Figure record extracts -
┄┄┄┄┄┄┄┄┄┄┄┄┄┄┄┄┄┄┄┄

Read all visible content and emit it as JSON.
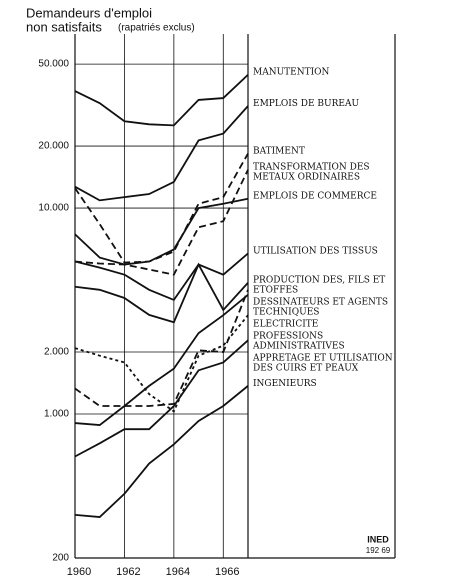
{
  "chart_data": {
    "type": "line",
    "title": "Demandeurs d'emploi",
    "subtitle": "non satisfaits",
    "note": "(rapatriés exclus)",
    "stamp": "INED",
    "stamp_code": "192 69",
    "x": [
      1960,
      1961,
      1962,
      1963,
      1964,
      1965,
      1966,
      1967
    ],
    "xlim": [
      1960,
      1967
    ],
    "xticks": [
      1960,
      1962,
      1964,
      1966
    ],
    "ylim": [
      200,
      70000
    ],
    "log_scale": true,
    "grid": true,
    "yticks": [
      200,
      {
        "value": 1000,
        "label": "1.000"
      },
      {
        "value": 2000,
        "label": "2.000"
      },
      {
        "value": 10000,
        "label": "10.000"
      },
      {
        "value": 20000,
        "label": "20.000"
      },
      {
        "value": 50000,
        "label": "50.000"
      }
    ],
    "series": [
      {
        "name": "MANUTENTION",
        "color": "#111111",
        "style": "solid",
        "values": [
          37000,
          32300,
          26400,
          25500,
          25200,
          33500,
          34200,
          44400
        ]
      },
      {
        "name": "EMPLOIS DE BUREAU",
        "color": "#111111",
        "style": "solid",
        "values": [
          12700,
          10900,
          11300,
          11700,
          13400,
          21300,
          23000,
          31300
        ]
      },
      {
        "name": "BATIMENT",
        "color": "#111111",
        "style": "dashed",
        "values": [
          12500,
          8350,
          5440,
          5500,
          6150,
          10500,
          11300,
          18400
        ]
      },
      {
        "name": "TRANSFORMATION DES METAUX ORDINAIRES",
        "color": "#111111",
        "style": "dashed",
        "values": [
          5500,
          5380,
          5320,
          5030,
          4750,
          8070,
          8630,
          15350
        ]
      },
      {
        "name": "EMPLOIS DE COMMERCE",
        "color": "#111111",
        "style": "solid",
        "values": [
          7460,
          5750,
          5320,
          5500,
          6300,
          10000,
          10500,
          11100
        ]
      },
      {
        "name": "UTILISATION DES TISSUS",
        "color": "#111111",
        "style": "solid",
        "values": [
          5500,
          5140,
          4750,
          4010,
          3580,
          5320,
          4750,
          6020
        ]
      },
      {
        "name": "PRODUCTION DES, FILS ET ETOFFES",
        "color": "#111111",
        "style": "solid",
        "values": [
          4150,
          4010,
          3660,
          3030,
          2790,
          5320,
          3200,
          4340
        ]
      },
      {
        "name": "DESSINATEURS ET AGENTS TECHNIQUES",
        "color": "#111111",
        "style": "dashed",
        "values": [
          1330,
          1094,
          1094,
          1094,
          1120,
          2040,
          2000,
          4010
        ]
      },
      {
        "name": "ELECTRICITE",
        "color": "#111111",
        "style": "solid",
        "values": [
          904,
          884,
          1094,
          1370,
          1662,
          2470,
          3020,
          3790
        ]
      },
      {
        "name": "PROFESSIONS ADMINISTRATIVES",
        "color": "#111111",
        "style": "dotted",
        "values": [
          2090,
          1920,
          1780,
          1250,
          1030,
          1920,
          2150,
          3020
        ]
      },
      {
        "name": "APPRETAGE ET UTILISATION DES CUIRS ET PEAUX",
        "color": "#111111",
        "style": "solid",
        "values": [
          622,
          721,
          844,
          844,
          1094,
          1630,
          1780,
          2280
        ]
      },
      {
        "name": "INGENIEURS",
        "color": "#111111",
        "style": "solid",
        "values": [
          324,
          316,
          410,
          575,
          713,
          925,
          1094,
          1370
        ]
      }
    ]
  }
}
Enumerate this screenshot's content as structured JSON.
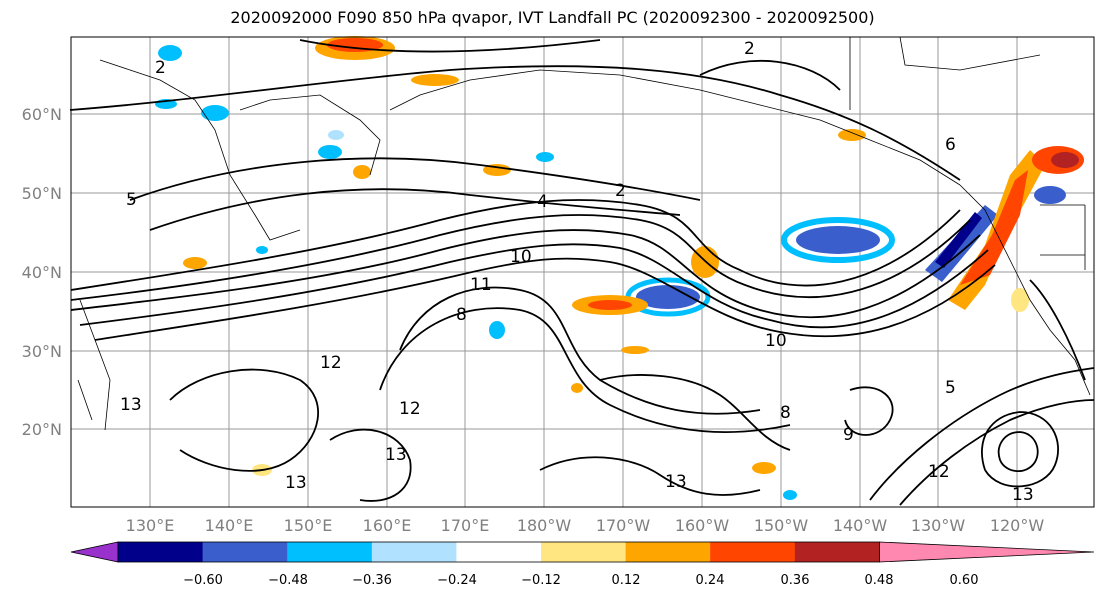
{
  "title": "2020092000 F090 850 hPa qvapor, IVT Landfall PC (2020092300 - 2020092500)",
  "lat_labels": [
    "60°N",
    "50°N",
    "40°N",
    "30°N",
    "20°N"
  ],
  "lon_labels": [
    "130°E",
    "140°E",
    "150°E",
    "160°E",
    "170°E",
    "180°W",
    "170°W",
    "160°W",
    "150°W",
    "140°W",
    "130°W",
    "120°W"
  ],
  "colorbar": {
    "colors": [
      "#9932cc",
      "#00008b",
      "#3a5fcd",
      "#00bfff",
      "#b0e2ff",
      "#ffffff",
      "#ffe680",
      "#ffa500",
      "#ff4500",
      "#b22222",
      "#ff88b0"
    ],
    "tick_labels": [
      "−0.60",
      "−0.48",
      "−0.36",
      "−0.24",
      "−0.12",
      "0.12",
      "0.24",
      "0.36",
      "0.48",
      "0.60"
    ]
  },
  "contour_labels": [
    "2",
    "4",
    "5",
    "6",
    "8",
    "9",
    "10",
    "11",
    "12",
    "13"
  ],
  "colors": {
    "grid": "#999999",
    "tick_label": "#808080",
    "contour": "#000000"
  }
}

┄┄┄┄┄┄┄┄┄┄┄┄┄┄┄┄┄┄┄┄

WHAT YOU WILL DO - Extract each line holding the word "JSON" from the records.

FINAL RESULT -
Read all visible content and emit it as JSON.
Enumerate this screenshot's content as structured JSON.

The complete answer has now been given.